Records about charts and figures
•••

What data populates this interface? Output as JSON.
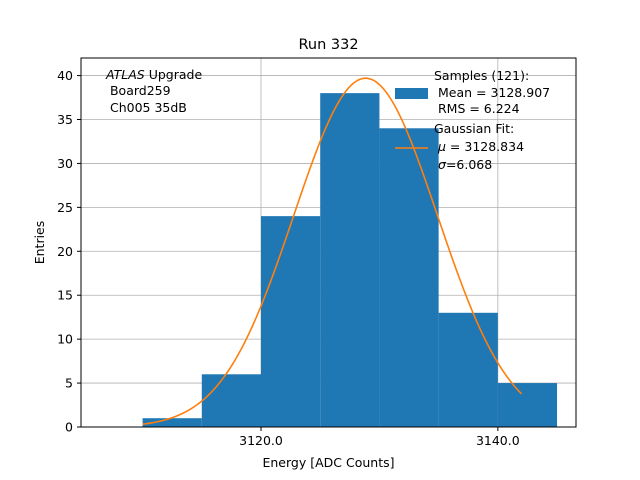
{
  "chart_data": {
    "type": "bar",
    "title": "Run 332",
    "xlabel": "Energy [ADC Counts]",
    "ylabel": "Entries",
    "xlim": [
      3104.8,
      3146.6
    ],
    "ylim": [
      0,
      42
    ],
    "x_ticks": [
      3120.0,
      3140.0
    ],
    "x_tick_labels": [
      "3120.0",
      "3140.0"
    ],
    "y_ticks": [
      0,
      5,
      10,
      15,
      20,
      25,
      30,
      35,
      40
    ],
    "y_tick_labels": [
      "0",
      "5",
      "10",
      "15",
      "20",
      "25",
      "30",
      "35",
      "40"
    ],
    "grid": true,
    "bar_color": "#1f77b4",
    "fit_color": "#ff7f0e",
    "histogram": {
      "bins": [
        {
          "x0": 3110.0,
          "x1": 3115.0,
          "count": 1
        },
        {
          "x0": 3115.0,
          "x1": 3120.0,
          "count": 6
        },
        {
          "x0": 3120.0,
          "x1": 3125.0,
          "count": 24
        },
        {
          "x0": 3125.0,
          "x1": 3130.0,
          "count": 38
        },
        {
          "x0": 3130.0,
          "x1": 3135.0,
          "count": 34
        },
        {
          "x0": 3135.0,
          "x1": 3140.0,
          "count": 13
        },
        {
          "x0": 3140.0,
          "x1": 3145.0,
          "count": 5
        }
      ]
    },
    "gaussian_fit": {
      "mu": 3128.834,
      "sigma": 6.068,
      "amplitude": 39.7,
      "x_range": [
        3110.0,
        3142.0
      ]
    },
    "annotation": {
      "line1_italic": "ATLAS",
      "line1_rest": " Upgrade",
      "line2": " Board259",
      "line3": " Ch005 35dB"
    },
    "legend": {
      "placement": "upper right",
      "samples_lines": [
        "Samples (121):",
        " Mean = 3128.907",
        " RMS = 6.224"
      ],
      "fit_header": "Gaussian Fit:",
      "fit_mu_symbol": "μ",
      "fit_mu_text": " = 3128.834",
      "fit_sigma_symbol": "σ",
      "fit_sigma_text": "=6.068"
    }
  }
}
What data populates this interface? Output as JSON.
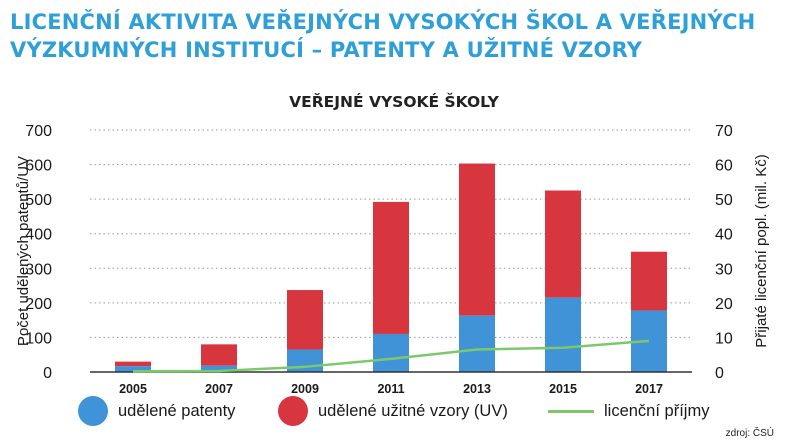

•••

:: EXERCISE DETAILS ::
Output an exact copy of the material, with the pictures removed.

:: THE REPLY ::
What data populates this interface? Output as JSON.
{
  "chart_data": {
    "type": "bar",
    "title": "Run 332",
    "xlabel": "Energy [ADC Counts]",
    "ylabel": "Entries",
    "xlim": [
      3104.8,
      3146.6
    ],
    "ylim": [
      0,
      42
    ],
    "x_ticks": [
      3120.0,
      3140.0
    ],
    "x_tick_labels": [
      "3120.0",
      "3140.0"
    ],
    "y_ticks": [
      0,
      5,
      10,
      15,
      20,
      25,
      30,
      35,
      40
    ],
    "y_tick_labels": [
      "0",
      "5",
      "10",
      "15",
      "20",
      "25",
      "30",
      "35",
      "40"
    ],
    "grid": true,
    "bar_color": "#1f77b4",
    "fit_color": "#ff7f0e",
    "histogram": {
      "bins": [
        {
          "x0": 3110.0,
          "x1": 3115.0,
          "count": 1
        },
        {
          "x0": 3115.0,
          "x1": 3120.0,
          "count": 6
        },
        {
          "x0": 3120.0,
          "x1": 3125.0,
          "count": 24
        },
        {
          "x0": 3125.0,
          "x1": 3130.0,
          "count": 38
        },
        {
          "x0": 3130.0,
          "x1": 3135.0,
          "count": 34
        },
        {
          "x0": 3135.0,
          "x1": 3140.0,
          "count": 13
        },
        {
          "x0": 3140.0,
          "x1": 3145.0,
          "count": 5
        }
      ]
    },
    "gaussian_fit": {
      "mu": 3128.834,
      "sigma": 6.068,
      "amplitude": 39.7,
      "x_range": [
        3110.0,
        3142.0
      ]
    },
    "annotation": {
      "line1_italic": "ATLAS",
      "line1_rest": " Upgrade",
      "line2": " Board259",
      "line3": " Ch005 35dB"
    },
    "legend": {
      "placement": "upper right",
      "samples_lines": [
        "Samples (121):",
        " Mean = 3128.907",
        " RMS = 6.224"
      ],
      "fit_header": "Gaussian Fit:",
      "fit_mu_symbol": "μ",
      "fit_mu_text": " = 3128.834",
      "fit_sigma_symbol": "σ",
      "fit_sigma_text": "=6.068"
    }
  }
}
What data populates this interface? Output as JSON.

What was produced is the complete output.